Stated exercise: Using the listing below, please gather every line containing the word "label".

Stored data entries:
------------------------------------
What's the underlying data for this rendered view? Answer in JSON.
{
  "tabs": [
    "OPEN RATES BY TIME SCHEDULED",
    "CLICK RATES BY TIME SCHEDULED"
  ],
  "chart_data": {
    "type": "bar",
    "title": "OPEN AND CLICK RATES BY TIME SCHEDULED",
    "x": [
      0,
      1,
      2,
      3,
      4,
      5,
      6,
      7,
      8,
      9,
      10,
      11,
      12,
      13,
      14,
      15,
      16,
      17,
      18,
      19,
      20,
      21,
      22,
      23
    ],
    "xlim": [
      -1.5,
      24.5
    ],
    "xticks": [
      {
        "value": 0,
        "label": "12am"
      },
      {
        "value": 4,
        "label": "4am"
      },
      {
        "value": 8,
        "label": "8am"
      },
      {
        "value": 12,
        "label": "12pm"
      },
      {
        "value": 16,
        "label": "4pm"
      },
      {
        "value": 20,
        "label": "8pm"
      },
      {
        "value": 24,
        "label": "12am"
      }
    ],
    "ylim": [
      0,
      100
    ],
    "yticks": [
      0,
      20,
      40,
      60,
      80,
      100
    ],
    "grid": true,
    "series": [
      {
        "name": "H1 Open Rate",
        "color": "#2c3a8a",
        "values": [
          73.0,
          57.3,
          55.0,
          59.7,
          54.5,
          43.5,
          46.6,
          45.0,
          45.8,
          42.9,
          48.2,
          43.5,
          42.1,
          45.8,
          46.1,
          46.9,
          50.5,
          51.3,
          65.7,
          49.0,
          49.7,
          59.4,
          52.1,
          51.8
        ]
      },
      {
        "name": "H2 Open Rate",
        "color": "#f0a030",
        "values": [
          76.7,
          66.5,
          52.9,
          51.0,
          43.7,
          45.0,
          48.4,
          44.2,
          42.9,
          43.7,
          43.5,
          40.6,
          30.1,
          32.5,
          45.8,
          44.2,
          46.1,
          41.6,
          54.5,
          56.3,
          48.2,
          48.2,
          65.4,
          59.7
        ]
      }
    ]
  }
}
------------------------------------
Written reply:
        "label": "12am"
        "label": "4am"
        "label": "8am"
        "label": "12pm"
        "label": "4pm"
        "label": "8pm"
        "label": "12am"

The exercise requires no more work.